▸ Task to carry out:
In the material below, find how many lines contain the string "name". Write only that number.

▸ Dataset records:
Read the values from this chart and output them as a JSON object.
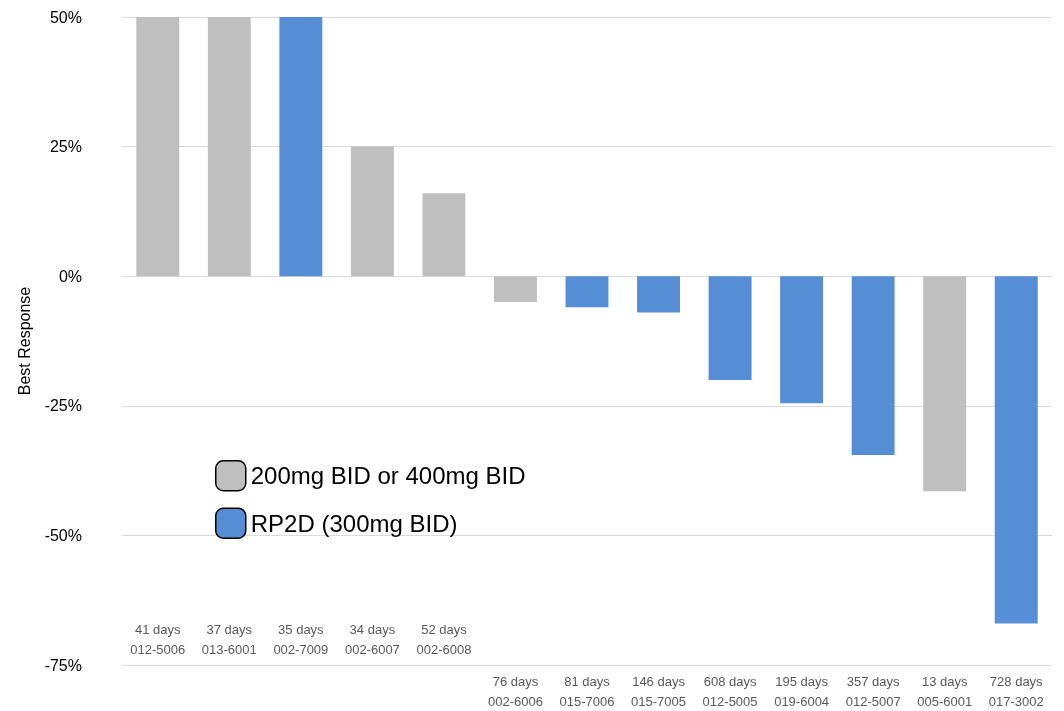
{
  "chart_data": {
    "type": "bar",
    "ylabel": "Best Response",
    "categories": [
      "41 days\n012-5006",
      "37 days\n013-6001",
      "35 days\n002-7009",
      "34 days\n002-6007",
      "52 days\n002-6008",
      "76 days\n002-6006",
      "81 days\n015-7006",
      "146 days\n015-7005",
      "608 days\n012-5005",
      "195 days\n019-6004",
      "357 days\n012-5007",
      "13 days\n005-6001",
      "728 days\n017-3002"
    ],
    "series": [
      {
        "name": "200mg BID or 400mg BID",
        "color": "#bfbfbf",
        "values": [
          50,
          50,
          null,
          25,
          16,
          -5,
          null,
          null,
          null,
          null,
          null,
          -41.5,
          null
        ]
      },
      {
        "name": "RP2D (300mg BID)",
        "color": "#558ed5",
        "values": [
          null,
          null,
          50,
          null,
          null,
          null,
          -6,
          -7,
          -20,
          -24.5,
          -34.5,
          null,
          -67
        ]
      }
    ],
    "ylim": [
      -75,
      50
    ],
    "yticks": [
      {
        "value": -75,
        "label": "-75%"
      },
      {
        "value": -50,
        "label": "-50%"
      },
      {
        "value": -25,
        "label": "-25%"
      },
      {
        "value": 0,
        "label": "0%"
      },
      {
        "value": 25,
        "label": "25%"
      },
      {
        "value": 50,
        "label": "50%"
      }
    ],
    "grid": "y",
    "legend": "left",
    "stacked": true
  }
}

▸ The answer:
2